Dataset records on visual material
########################################

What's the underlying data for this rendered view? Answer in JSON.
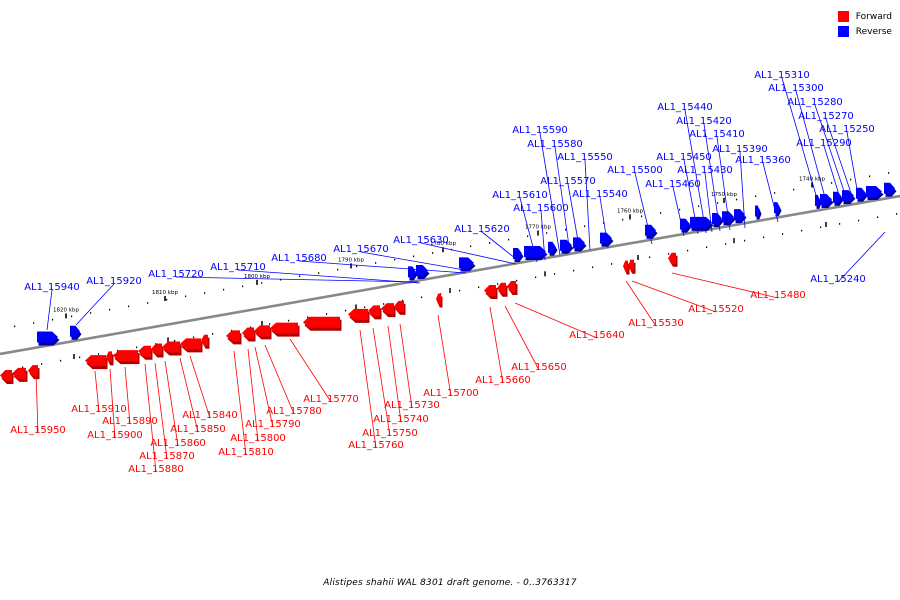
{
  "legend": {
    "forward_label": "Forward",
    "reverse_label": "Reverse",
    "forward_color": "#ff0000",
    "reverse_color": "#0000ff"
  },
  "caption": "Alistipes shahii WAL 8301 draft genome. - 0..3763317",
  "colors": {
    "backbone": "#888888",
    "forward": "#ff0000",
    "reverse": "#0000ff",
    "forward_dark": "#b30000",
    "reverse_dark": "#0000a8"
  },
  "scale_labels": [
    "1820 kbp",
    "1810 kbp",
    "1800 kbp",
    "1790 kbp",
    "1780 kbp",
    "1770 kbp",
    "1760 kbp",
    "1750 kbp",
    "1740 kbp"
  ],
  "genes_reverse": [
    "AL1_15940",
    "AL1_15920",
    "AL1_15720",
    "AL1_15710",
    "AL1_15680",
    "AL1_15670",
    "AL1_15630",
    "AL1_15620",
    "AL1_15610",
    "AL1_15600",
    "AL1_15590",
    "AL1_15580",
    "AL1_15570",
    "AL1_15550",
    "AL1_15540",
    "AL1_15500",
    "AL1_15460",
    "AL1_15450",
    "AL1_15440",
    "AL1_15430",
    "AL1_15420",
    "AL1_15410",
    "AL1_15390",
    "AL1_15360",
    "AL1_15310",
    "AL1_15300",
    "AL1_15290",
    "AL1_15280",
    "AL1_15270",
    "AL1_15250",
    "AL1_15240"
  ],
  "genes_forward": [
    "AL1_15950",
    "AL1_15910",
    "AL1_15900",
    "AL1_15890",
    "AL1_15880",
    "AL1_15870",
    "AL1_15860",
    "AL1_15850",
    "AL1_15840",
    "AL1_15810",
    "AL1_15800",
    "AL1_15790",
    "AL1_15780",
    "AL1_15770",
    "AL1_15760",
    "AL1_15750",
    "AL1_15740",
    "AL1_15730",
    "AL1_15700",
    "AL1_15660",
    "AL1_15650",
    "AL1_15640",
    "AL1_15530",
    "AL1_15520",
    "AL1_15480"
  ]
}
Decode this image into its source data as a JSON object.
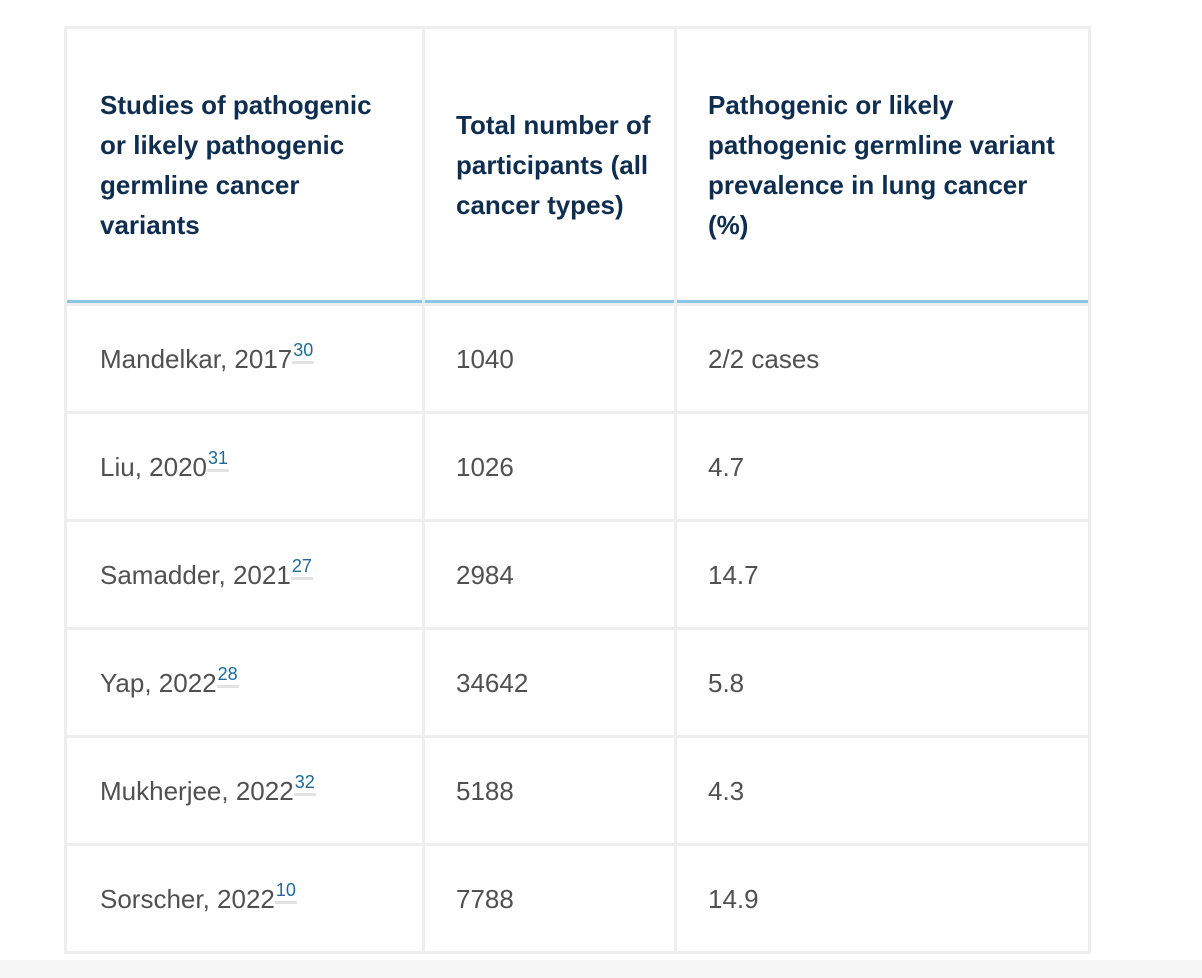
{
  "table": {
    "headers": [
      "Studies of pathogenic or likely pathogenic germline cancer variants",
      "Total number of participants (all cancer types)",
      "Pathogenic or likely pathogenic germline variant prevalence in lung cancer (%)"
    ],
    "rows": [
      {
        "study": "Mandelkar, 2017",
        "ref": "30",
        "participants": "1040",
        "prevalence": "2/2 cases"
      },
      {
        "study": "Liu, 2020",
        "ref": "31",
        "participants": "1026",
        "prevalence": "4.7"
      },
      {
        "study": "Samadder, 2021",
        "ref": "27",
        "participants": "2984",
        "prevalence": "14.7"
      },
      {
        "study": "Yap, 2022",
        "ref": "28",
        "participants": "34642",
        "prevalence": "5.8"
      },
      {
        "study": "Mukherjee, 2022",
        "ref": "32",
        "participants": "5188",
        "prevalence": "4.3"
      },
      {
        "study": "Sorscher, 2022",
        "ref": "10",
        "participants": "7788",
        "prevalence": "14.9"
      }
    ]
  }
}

########################################

▶ **WHAT THE TASK ASKS**
Among the lines of the data, some may include "study" as a word or string; report how many, and nothing else.

▶ **WRITTEN RESPONSE**
6